- _Tasks to perform_:
**a)** Restate word for word the part of the Kubernetes execution mode tutorial that begins at the words "At the moment, the" and stops after "of the DbtKubernetesOperator.".
**b)** In the Kubernetes execution mode tutorial, list every key set in the operator_args dictionary of the code sample.

- _Text block_:
__________________________________________________

Kubernetes Execution Mode#

The following tutorial illustrates how to run the Cosmos dbt Kubernetes Operator using a local K8s cluster. It assumes the following:

  • Postgres is run in the Kubernetes (K8s) cluster as a container

  • Airflow is run locally, and it triggers a K8s Pod which runs dbt

Requirements#

To test the DbtKubernetesOperators locally, we encourage you to install the following:

  • Local Airflow (either standalone or using Astro CLI)

  • Kind to run K8s locally

  • Helm to install Postgres in K8s

  • Docker to create the dbt container image, which will allow Airflow to create a K8s pod which will run dbt

At the moment, the user is expected to add to the Docker image both:

  • The dbt project files

  • The dbt Profile which contains the information for dbt to access the database

  • Handle secrets

Additional KubernetesPodOperator parameters can be added on the operator_args parameter of the DbtKubernetesOperator.

For instance,

    run_models = DbtTaskGroup(
        project_config=ProjectConfig(),
        profile_config=ProfileConfig(
            profile_name="postgres_profile",
            target_name="dev",
            profile_mapping=PostgresUserPasswordProfileMapping(
                conn_id="postgres_default",
                profile_args={
                    "schema": "public",
                },
            ),
        ),
        render_config=RenderConfig(dbt_project_path=AIRFLOW_PROJECT_DIR),
        execution_config=ExecutionConfig(execution_mode=ExecutionMode.KUBERNETES, dbt_project_path=K8S_PROJECT_DIR),
        operator_args={
            "image": DBT_IMAGE,
            "get_logs": True,
            "is_delete_operator_pod": False,
            "secrets": [postgres_password_secret, postgres_host_secret],
        },
    )

Step-by-step instructions#

Using installed Kind, you can setup a local kubernetes cluster

kind create cluster

Deploy a Postgres pod to Kind using Helm

helm repo add bitnami https://charts.bitnami.com/bitnami
helm repo update
helm install postgres bitnami/postgresql

Retrieve the Postgres password and set it as an environment variable

export POSTGRES_PASSWORD=$(kubectl get secret --namespace default postgres-postgresql -o jsonpath="{.data.postgres-password}" | base64 -d)

__________________________________________________

- _Data_:

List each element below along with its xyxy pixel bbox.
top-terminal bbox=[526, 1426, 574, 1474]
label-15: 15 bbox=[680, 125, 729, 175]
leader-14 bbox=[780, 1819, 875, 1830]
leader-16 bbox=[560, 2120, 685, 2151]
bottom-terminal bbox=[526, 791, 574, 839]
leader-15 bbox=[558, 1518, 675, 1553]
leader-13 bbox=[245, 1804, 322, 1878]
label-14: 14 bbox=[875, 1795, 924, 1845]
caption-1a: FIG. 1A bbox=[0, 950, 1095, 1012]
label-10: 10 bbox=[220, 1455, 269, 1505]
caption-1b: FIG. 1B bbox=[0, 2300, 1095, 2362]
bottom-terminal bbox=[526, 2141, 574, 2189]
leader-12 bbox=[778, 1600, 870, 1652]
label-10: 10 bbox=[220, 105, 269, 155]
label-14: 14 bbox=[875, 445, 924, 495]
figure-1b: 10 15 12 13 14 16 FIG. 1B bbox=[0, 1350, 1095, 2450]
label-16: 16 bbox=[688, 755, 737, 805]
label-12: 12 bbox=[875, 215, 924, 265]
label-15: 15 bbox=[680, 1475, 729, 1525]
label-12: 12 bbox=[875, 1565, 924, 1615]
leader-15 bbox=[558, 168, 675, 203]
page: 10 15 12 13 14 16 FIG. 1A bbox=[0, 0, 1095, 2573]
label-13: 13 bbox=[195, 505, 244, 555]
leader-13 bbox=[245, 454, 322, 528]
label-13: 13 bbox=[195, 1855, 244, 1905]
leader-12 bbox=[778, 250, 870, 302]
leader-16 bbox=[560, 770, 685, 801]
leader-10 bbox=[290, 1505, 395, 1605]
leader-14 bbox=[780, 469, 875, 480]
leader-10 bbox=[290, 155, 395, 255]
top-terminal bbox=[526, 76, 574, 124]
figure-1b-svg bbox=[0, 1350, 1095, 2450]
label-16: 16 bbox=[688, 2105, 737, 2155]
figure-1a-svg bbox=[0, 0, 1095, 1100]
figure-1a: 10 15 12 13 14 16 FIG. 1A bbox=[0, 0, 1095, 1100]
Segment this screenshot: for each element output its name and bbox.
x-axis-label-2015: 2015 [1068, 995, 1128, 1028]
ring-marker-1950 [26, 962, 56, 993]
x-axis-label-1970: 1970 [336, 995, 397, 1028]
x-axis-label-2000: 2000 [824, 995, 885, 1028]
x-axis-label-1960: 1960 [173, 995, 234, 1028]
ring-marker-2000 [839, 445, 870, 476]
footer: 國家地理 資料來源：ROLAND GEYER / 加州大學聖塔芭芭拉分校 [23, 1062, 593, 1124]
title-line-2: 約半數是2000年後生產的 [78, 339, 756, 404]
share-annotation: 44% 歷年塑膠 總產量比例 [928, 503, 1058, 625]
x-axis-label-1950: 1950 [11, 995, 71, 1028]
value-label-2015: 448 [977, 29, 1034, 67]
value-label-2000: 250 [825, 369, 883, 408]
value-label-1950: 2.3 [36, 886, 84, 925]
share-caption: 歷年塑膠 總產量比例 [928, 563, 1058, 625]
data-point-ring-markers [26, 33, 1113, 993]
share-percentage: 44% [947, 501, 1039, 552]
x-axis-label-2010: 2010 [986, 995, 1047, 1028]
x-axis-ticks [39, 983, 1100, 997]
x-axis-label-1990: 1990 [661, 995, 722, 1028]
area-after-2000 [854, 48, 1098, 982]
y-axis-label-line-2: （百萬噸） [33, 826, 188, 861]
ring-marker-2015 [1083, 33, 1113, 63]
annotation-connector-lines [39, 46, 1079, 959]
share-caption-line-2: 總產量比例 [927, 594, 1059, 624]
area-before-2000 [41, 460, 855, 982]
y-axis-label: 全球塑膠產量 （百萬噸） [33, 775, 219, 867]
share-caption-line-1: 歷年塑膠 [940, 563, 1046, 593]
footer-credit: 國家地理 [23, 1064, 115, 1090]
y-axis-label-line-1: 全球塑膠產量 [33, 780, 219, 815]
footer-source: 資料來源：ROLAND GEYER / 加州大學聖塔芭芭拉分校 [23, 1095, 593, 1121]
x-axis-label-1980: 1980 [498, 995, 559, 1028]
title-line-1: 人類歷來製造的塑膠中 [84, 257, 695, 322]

__________________________________________________

- _Complete answers_:
**a)**
At the moment, the user is expected to add to the Docker image both:

  • The dbt project files

  • The dbt Profile which contains the information for dbt to access the database

  • Handle secrets

Additional KubernetesPodOperator parameters can be added on the operator_args parameter of the DbtKubernetesOperator.

**b)**
- image
- get_logs
- is_delete_operator_pod
- secrets